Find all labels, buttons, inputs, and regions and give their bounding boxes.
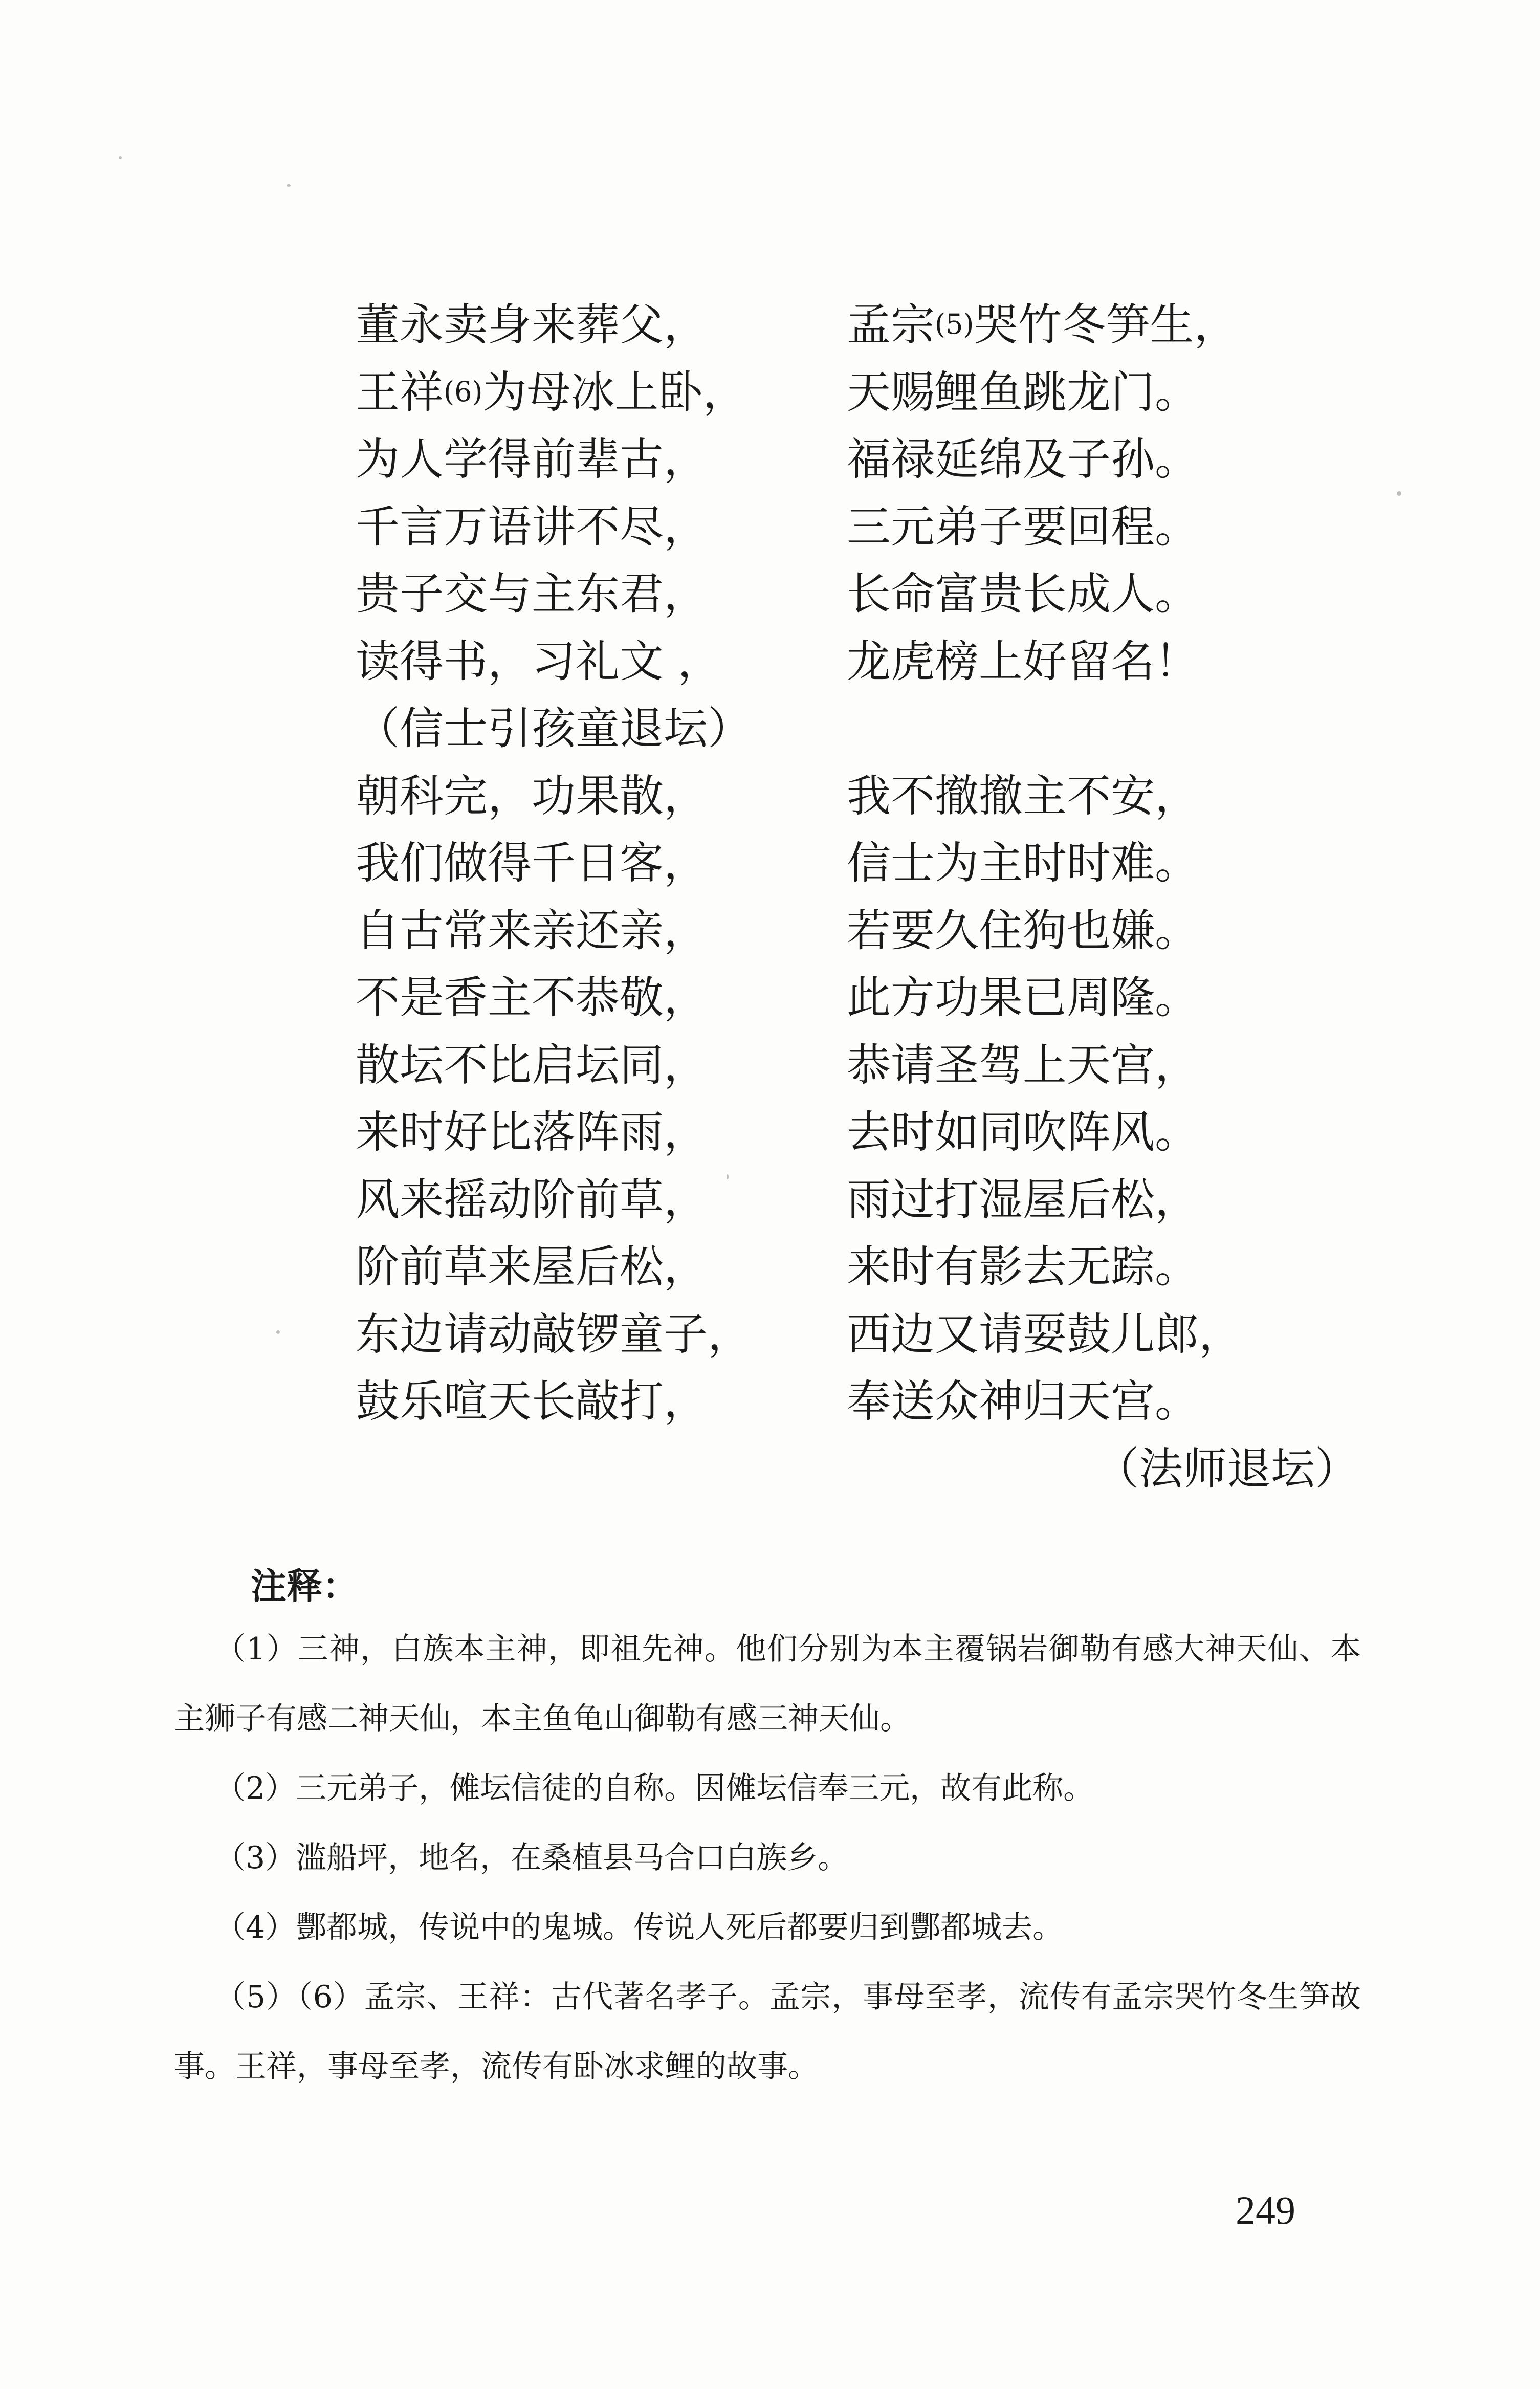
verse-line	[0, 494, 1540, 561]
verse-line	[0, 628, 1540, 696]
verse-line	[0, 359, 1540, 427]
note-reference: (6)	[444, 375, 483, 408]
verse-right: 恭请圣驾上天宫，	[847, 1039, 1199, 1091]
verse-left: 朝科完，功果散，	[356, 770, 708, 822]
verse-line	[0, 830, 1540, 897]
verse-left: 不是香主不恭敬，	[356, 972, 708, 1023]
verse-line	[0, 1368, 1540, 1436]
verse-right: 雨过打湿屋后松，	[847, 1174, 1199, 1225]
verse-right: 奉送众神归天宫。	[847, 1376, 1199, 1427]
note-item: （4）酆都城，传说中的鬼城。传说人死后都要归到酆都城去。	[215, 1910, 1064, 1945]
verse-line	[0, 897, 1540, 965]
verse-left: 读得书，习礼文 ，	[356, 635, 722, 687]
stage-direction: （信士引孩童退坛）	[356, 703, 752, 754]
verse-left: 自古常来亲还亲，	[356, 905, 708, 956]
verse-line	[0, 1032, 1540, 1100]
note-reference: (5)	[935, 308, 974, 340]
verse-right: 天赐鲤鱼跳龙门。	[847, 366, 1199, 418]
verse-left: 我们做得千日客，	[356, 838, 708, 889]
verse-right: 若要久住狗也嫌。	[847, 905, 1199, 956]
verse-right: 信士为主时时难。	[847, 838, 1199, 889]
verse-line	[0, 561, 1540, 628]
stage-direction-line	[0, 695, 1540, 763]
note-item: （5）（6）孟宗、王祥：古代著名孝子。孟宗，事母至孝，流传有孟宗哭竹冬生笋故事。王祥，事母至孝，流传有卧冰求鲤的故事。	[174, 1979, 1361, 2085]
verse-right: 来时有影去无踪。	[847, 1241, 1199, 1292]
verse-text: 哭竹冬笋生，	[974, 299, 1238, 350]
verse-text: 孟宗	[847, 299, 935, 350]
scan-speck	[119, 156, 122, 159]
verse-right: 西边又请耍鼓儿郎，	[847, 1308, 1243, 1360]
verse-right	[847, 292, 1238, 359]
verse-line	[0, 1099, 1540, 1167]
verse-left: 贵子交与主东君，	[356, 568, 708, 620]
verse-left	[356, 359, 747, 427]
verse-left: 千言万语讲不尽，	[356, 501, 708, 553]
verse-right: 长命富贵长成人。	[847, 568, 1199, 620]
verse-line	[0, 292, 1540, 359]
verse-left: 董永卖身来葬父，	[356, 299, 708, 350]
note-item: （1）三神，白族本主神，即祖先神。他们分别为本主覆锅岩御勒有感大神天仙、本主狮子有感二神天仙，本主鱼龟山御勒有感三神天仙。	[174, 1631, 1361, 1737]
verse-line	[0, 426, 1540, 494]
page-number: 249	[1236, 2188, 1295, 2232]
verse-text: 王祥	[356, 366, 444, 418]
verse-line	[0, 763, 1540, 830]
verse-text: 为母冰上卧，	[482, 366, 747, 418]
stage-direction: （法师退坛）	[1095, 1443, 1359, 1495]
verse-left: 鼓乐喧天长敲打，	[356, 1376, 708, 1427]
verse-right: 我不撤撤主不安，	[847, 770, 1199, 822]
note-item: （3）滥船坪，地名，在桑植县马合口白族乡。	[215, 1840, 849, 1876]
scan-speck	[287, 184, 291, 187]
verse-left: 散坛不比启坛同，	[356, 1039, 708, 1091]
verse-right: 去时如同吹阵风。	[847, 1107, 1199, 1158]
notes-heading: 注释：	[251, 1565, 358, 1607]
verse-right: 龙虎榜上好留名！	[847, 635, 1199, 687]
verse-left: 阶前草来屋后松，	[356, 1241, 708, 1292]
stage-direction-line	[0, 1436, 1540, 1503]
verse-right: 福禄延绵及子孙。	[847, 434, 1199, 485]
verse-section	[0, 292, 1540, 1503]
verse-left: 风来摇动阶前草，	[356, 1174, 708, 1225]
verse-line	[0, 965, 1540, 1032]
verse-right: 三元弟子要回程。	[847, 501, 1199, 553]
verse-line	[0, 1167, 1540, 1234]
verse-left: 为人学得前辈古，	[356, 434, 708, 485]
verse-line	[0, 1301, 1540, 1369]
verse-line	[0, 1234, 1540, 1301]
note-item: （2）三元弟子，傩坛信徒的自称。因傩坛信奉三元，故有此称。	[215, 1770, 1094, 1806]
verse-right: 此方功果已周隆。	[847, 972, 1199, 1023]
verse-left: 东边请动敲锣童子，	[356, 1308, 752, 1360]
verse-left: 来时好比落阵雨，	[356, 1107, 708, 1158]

* * *

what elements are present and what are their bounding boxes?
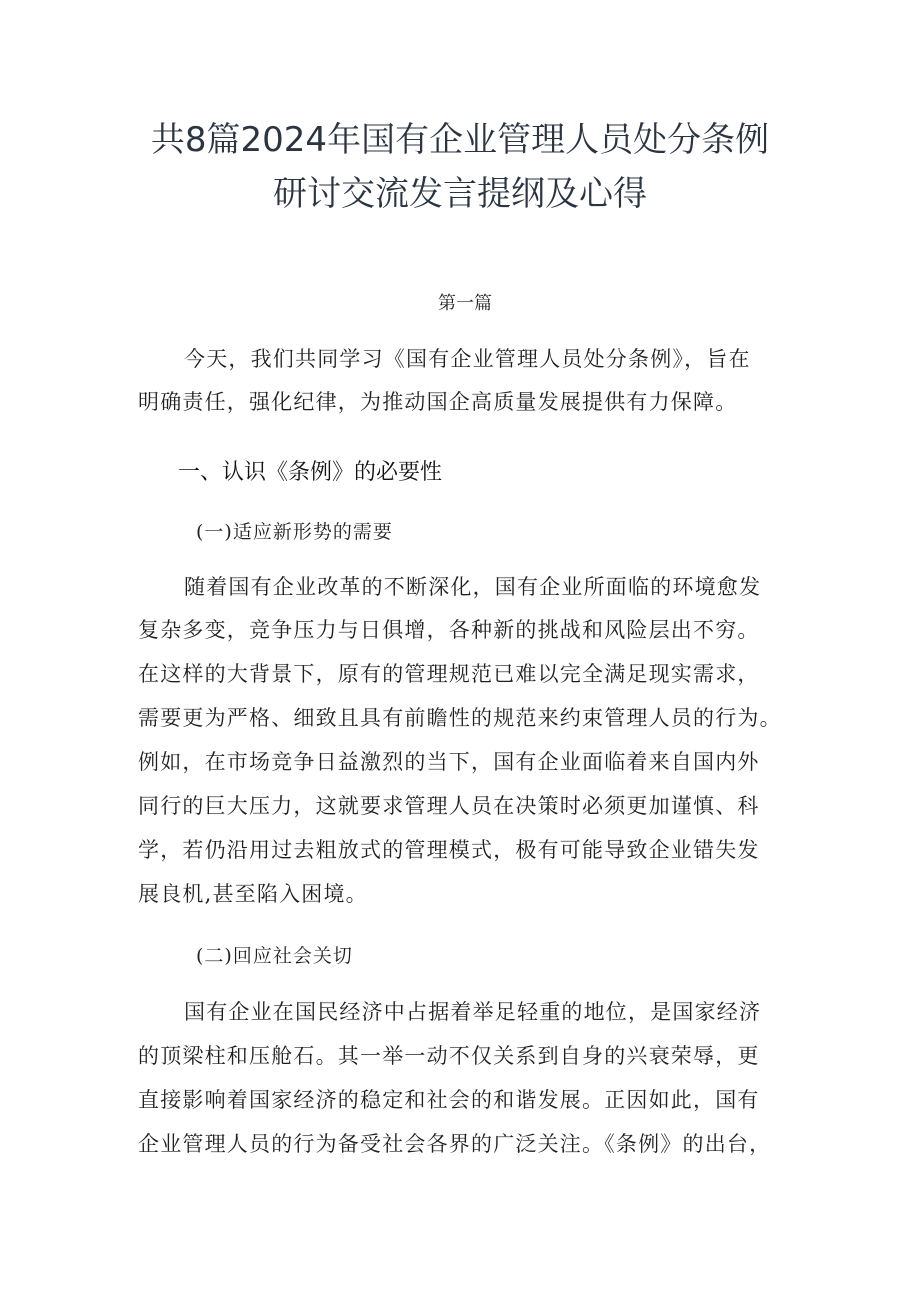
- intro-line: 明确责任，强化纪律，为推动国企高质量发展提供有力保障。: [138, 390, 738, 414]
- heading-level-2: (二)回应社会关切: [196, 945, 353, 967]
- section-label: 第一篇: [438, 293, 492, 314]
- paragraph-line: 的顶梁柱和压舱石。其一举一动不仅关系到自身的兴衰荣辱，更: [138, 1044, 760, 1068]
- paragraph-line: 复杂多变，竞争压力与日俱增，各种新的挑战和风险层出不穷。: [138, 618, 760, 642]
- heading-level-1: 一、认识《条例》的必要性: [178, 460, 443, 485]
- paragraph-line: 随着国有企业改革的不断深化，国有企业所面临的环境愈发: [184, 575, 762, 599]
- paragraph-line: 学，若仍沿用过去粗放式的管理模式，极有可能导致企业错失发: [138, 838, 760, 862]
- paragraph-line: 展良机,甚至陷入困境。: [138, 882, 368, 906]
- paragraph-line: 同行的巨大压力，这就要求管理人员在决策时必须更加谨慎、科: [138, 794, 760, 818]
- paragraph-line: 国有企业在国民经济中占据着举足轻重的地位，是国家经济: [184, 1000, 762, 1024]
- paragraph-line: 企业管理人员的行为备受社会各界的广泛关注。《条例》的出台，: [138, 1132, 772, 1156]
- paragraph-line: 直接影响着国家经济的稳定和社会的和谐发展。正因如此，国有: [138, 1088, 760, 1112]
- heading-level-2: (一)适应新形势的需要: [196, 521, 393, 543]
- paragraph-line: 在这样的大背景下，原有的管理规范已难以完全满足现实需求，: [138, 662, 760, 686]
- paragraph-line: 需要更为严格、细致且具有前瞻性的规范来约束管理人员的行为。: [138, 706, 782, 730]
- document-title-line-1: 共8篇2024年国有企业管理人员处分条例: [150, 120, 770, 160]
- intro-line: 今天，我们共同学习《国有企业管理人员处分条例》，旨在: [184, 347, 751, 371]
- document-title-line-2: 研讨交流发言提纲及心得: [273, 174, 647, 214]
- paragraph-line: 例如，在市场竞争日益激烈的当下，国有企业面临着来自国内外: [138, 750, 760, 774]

# PROBLEM TO WORK ON
Repeat word for word the records running from the line containing "494, 1540, 561]" through the line containing "695, 1540, 763]", including both of those lines.

# REPLY TO THE TASK
verse-line	[0, 494, 1540, 561]
verse-line	[0, 628, 1540, 696]
verse-line	[0, 359, 1540, 427]
note-reference: (6)	[444, 375, 483, 408]
verse-right: 恭请圣驾上天宫，	[847, 1039, 1199, 1091]
verse-left: 朝科完，功果散，	[356, 770, 708, 822]
verse-line	[0, 830, 1540, 897]
verse-left: 不是香主不恭敬，	[356, 972, 708, 1023]
verse-line	[0, 1368, 1540, 1436]
verse-right: 雨过打湿屋后松，	[847, 1174, 1199, 1225]
verse-right: 奉送众神归天宫。	[847, 1376, 1199, 1427]
note-item: （4）酆都城，传说中的鬼城。传说人死后都要归到酆都城去。	[215, 1910, 1064, 1945]
verse-line	[0, 897, 1540, 965]
verse-left: 读得书，习礼文 ，	[356, 635, 722, 687]
stage-direction: （信士引孩童退坛）	[356, 703, 752, 754]
verse-left: 自古常来亲还亲，	[356, 905, 708, 956]
verse-line	[0, 1032, 1540, 1100]
note-reference: (5)	[935, 308, 974, 340]
verse-right: 天赐鲤鱼跳龙门。	[847, 366, 1199, 418]
verse-left: 我们做得千日客，	[356, 838, 708, 889]
verse-right: 若要久住狗也嫌。	[847, 905, 1199, 956]
verse-right: 信士为主时时难。	[847, 838, 1199, 889]
verse-line	[0, 561, 1540, 628]
stage-direction-line	[0, 695, 1540, 763]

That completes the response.